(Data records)
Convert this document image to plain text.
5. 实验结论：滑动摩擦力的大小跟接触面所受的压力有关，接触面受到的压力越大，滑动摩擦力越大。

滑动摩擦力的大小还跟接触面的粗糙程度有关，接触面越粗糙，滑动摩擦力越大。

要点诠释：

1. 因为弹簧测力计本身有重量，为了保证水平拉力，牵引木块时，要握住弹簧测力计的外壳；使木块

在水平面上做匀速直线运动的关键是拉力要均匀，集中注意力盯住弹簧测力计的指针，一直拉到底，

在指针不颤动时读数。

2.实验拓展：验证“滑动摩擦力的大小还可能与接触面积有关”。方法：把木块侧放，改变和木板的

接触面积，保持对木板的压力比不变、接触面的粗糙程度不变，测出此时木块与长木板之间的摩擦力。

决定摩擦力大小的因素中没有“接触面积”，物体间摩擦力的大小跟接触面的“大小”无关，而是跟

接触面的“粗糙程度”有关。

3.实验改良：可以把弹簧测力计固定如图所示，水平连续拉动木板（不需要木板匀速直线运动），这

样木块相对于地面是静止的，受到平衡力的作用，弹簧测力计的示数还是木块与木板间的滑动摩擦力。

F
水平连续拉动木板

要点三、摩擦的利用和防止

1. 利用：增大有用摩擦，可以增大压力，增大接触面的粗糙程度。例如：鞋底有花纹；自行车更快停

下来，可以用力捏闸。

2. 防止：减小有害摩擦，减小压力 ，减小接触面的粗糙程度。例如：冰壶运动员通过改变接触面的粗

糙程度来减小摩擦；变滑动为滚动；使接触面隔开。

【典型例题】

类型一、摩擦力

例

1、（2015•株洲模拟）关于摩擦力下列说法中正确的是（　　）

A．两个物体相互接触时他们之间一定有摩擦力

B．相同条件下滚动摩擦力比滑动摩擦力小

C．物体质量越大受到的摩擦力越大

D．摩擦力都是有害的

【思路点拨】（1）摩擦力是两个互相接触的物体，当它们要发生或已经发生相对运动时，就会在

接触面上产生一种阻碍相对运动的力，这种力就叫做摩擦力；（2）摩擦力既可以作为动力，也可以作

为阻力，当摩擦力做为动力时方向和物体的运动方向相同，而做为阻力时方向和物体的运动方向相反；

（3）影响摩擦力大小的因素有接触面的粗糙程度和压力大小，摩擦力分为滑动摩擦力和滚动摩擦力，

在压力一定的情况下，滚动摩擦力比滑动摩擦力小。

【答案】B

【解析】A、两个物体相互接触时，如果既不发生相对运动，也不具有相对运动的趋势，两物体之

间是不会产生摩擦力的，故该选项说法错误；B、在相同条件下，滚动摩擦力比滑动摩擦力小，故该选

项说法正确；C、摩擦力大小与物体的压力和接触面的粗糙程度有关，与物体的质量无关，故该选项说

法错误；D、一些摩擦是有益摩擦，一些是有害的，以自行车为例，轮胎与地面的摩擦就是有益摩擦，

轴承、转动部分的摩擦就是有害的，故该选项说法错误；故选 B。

** What is asked **
The entries above must be returned in full, exactly as shown.

** Task answer **
Convert this document image to plain text.
5. 实验结论：滑动摩擦力的大小跟接触面所受的压力有关，接触面受到的压力越大，滑动摩擦力越大。

滑动摩擦力的大小还跟接触面的粗糙程度有关，接触面越粗糙，滑动摩擦力越大。

要点诠释：

1. 因为弹簧测力计本身有重量，为了保证水平拉力，牵引木块时，要握住弹簧测力计的外壳；使木块

在水平面上做匀速直线运动的关键是拉力要均匀，集中注意力盯住弹簧测力计的指针，一直拉到底，

在指针不颤动时读数。

2.实验拓展：验证“滑动摩擦力的大小还可能与接触面积有关”。方法：把木块侧放，改变和木板的

接触面积，保持对木板的压力比不变、接触面的粗糙程度不变，测出此时木块与长木板之间的摩擦力。

决定摩擦力大小的因素中没有“接触面积”，物体间摩擦力的大小跟接触面的“大小”无关，而是跟

接触面的“粗糙程度”有关。

3.实验改良：可以把弹簧测力计固定如图所示，水平连续拉动木板（不需要木板匀速直线运动），这

样木块相对于地面是静止的，受到平衡力的作用，弹簧测力计的示数还是木块与木板间的滑动摩擦力。

F
水平连续拉动木板

要点三、摩擦的利用和防止

1. 利用：增大有用摩擦，可以增大压力，增大接触面的粗糙程度。例如：鞋底有花纹；自行车更快停

下来，可以用力捏闸。

2. 防止：减小有害摩擦，减小压力 ，减小接触面的粗糙程度。例如：冰壶运动员通过改变接触面的粗

糙程度来减小摩擦；变滑动为滚动；使接触面隔开。

【典型例题】

类型一、摩擦力

例

1、（2015•株洲模拟）关于摩擦力下列说法中正确的是（　　）

A．两个物体相互接触时他们之间一定有摩擦力

B．相同条件下滚动摩擦力比滑动摩擦力小

C．物体质量越大受到的摩擦力越大

D．摩擦力都是有害的

【思路点拨】（1）摩擦力是两个互相接触的物体，当它们要发生或已经发生相对运动时，就会在

接触面上产生一种阻碍相对运动的力，这种力就叫做摩擦力；（2）摩擦力既可以作为动力，也可以作

为阻力，当摩擦力做为动力时方向和物体的运动方向相同，而做为阻力时方向和物体的运动方向相反；

（3）影响摩擦力大小的因素有接触面的粗糙程度和压力大小，摩擦力分为滑动摩擦力和滚动摩擦力，

在压力一定的情况下，滚动摩擦力比滑动摩擦力小。

【答案】B

【解析】A、两个物体相互接触时，如果既不发生相对运动，也不具有相对运动的趋势，两物体之

间是不会产生摩擦力的，故该选项说法错误；B、在相同条件下，滚动摩擦力比滑动摩擦力小，故该选

项说法正确；C、摩擦力大小与物体的压力和接触面的粗糙程度有关，与物体的质量无关，故该选项说

法错误；D、一些摩擦是有益摩擦，一些是有害的，以自行车为例，轮胎与地面的摩擦就是有益摩擦，

轴承、转动部分的摩擦就是有害的，故该选项说法错误；故选 B。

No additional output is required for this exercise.